• [What the exercise asks]:
Set the material down again exactly, line by line, skipping each picture.
Top of Data for review
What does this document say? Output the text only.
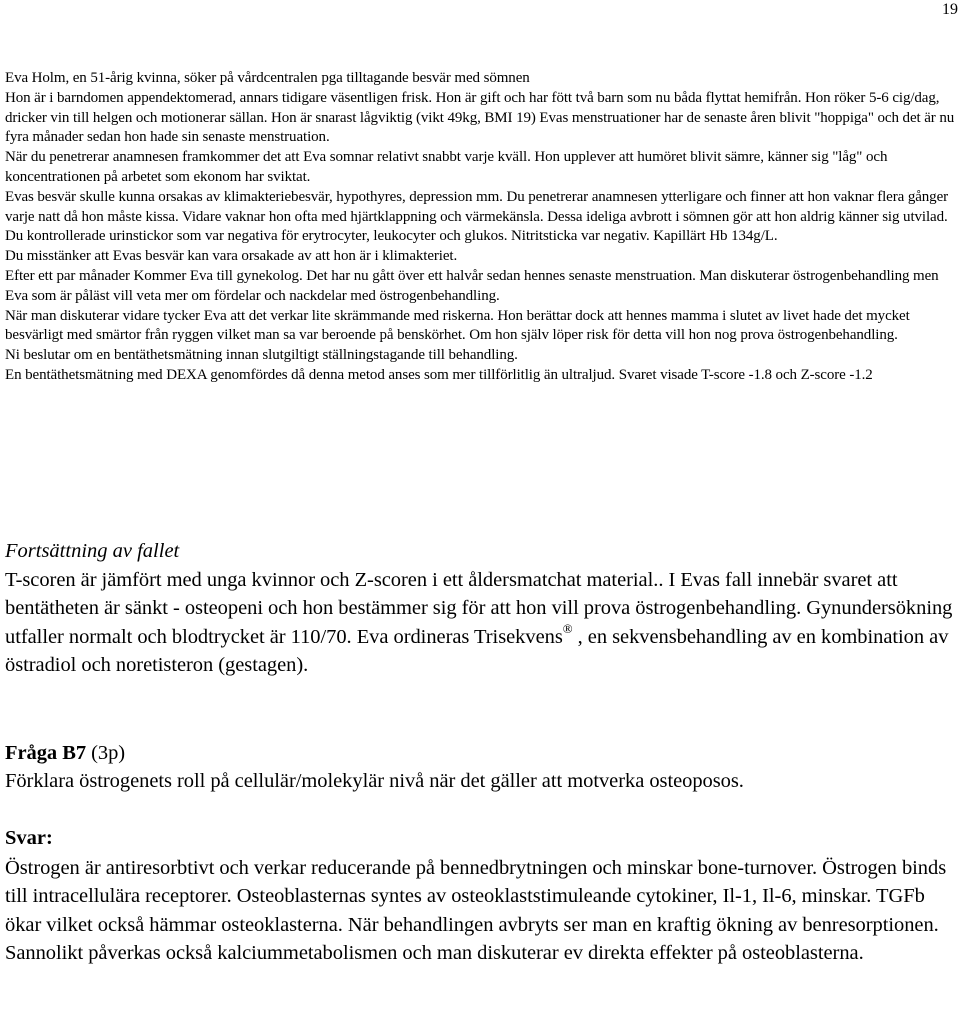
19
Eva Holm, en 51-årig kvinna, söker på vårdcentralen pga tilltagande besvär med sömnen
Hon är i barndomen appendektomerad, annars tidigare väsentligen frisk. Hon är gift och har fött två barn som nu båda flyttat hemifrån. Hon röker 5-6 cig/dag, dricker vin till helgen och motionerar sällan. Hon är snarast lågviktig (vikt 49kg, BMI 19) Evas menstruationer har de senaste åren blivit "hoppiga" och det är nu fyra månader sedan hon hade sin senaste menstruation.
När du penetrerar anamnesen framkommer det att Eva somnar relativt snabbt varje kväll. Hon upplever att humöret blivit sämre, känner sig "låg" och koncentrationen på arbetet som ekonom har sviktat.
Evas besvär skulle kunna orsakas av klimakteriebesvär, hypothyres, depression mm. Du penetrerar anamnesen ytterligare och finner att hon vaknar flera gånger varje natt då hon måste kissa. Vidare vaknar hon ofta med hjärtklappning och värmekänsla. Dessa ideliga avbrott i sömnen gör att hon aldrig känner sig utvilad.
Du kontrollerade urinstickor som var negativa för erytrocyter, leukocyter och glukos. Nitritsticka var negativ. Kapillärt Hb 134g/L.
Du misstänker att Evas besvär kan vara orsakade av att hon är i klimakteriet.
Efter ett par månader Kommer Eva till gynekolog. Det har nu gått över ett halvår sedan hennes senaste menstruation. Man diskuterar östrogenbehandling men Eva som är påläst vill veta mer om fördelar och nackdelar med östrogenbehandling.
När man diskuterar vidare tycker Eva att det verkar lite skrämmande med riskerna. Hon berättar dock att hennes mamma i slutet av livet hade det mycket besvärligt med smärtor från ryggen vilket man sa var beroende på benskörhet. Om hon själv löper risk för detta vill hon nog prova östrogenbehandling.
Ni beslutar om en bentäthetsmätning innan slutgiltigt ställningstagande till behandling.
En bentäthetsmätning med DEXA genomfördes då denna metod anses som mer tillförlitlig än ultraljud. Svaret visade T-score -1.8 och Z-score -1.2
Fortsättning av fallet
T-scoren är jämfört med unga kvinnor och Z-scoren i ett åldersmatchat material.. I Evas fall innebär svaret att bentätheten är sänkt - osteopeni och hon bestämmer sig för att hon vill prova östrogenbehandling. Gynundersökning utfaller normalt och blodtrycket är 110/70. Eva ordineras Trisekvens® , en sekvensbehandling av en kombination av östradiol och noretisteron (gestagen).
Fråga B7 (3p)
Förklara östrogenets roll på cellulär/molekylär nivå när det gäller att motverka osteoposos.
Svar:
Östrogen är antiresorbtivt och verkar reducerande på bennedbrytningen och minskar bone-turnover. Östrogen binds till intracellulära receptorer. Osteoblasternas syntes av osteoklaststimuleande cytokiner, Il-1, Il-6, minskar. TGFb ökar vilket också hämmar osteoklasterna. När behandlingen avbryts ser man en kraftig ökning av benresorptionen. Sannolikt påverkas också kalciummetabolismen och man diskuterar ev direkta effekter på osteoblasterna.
Bottom of Data for review
• [Result of the task]:
What does this document say? Output the text only.
19
Eva Holm, en 51-årig kvinna, söker på vårdcentralen pga tilltagande besvär med sömnen
Hon är i barndomen appendektomerad, annars tidigare väsentligen frisk. Hon är gift och har fött två barn som nu båda flyttat hemifrån. Hon röker 5-6 cig/dag, dricker vin till helgen och motionerar sällan. Hon är snarast lågviktig (vikt 49kg, BMI 19) Evas menstruationer har de senaste åren blivit "hoppiga" och det är nu fyra månader sedan hon hade sin senaste menstruation.
När du penetrerar anamnesen framkommer det att Eva somnar relativt snabbt varje kväll. Hon upplever att humöret blivit sämre, känner sig "låg" och koncentrationen på arbetet som ekonom har sviktat.
Evas besvär skulle kunna orsakas av klimakteriebesvär, hypothyres, depression mm. Du penetrerar anamnesen ytterligare och finner att hon vaknar flera gånger varje natt då hon måste kissa. Vidare vaknar hon ofta med hjärtklappning och värmekänsla. Dessa ideliga avbrott i sömnen gör att hon aldrig känner sig utvilad.
Du kontrollerade urinstickor som var negativa för erytrocyter, leukocyter och glukos. Nitritsticka var negativ. Kapillärt Hb 134g/L.
Du misstänker att Evas besvär kan vara orsakade av att hon är i klimakteriet.
Efter ett par månader Kommer Eva till gynekolog. Det har nu gått över ett halvår sedan hennes senaste menstruation. Man diskuterar östrogenbehandling men Eva som är påläst vill veta mer om fördelar och nackdelar med östrogenbehandling.
När man diskuterar vidare tycker Eva att det verkar lite skrämmande med riskerna. Hon berättar dock att hennes mamma i slutet av livet hade det mycket besvärligt med smärtor från ryggen vilket man sa var beroende på benskörhet. Om hon själv löper risk för detta vill hon nog prova östrogenbehandling.
Ni beslutar om en bentäthetsmätning innan slutgiltigt ställningstagande till behandling.
En bentäthetsmätning med DEXA genomfördes då denna metod anses som mer tillförlitlig än ultraljud. Svaret visade T-score -1.8 och Z-score -1.2
Fortsättning av fallet
T-scoren är jämfört med unga kvinnor och Z-scoren i ett åldersmatchat material.. I Evas fall innebär svaret att bentätheten är sänkt - osteopeni och hon bestämmer sig för att hon vill prova östrogenbehandling. Gynundersökning utfaller normalt och blodtrycket är 110/70. Eva ordineras Trisekvens® , en sekvensbehandling av en kombination av östradiol och noretisteron (gestagen).
Fråga B7 (3p)
Förklara östrogenets roll på cellulär/molekylär nivå när det gäller att motverka osteoposos.
Svar:
Östrogen är antiresorbtivt och verkar reducerande på bennedbrytningen och minskar bone-turnover. Östrogen binds till intracellulära receptorer. Osteoblasternas syntes av osteoklaststimuleande cytokiner, Il-1, Il-6, minskar. TGFb ökar vilket också hämmar osteoklasterna. När behandlingen avbryts ser man en kraftig ökning av benresorptionen. Sannolikt påverkas också kalciummetabolismen och man diskuterar ev direkta effekter på osteoblasterna.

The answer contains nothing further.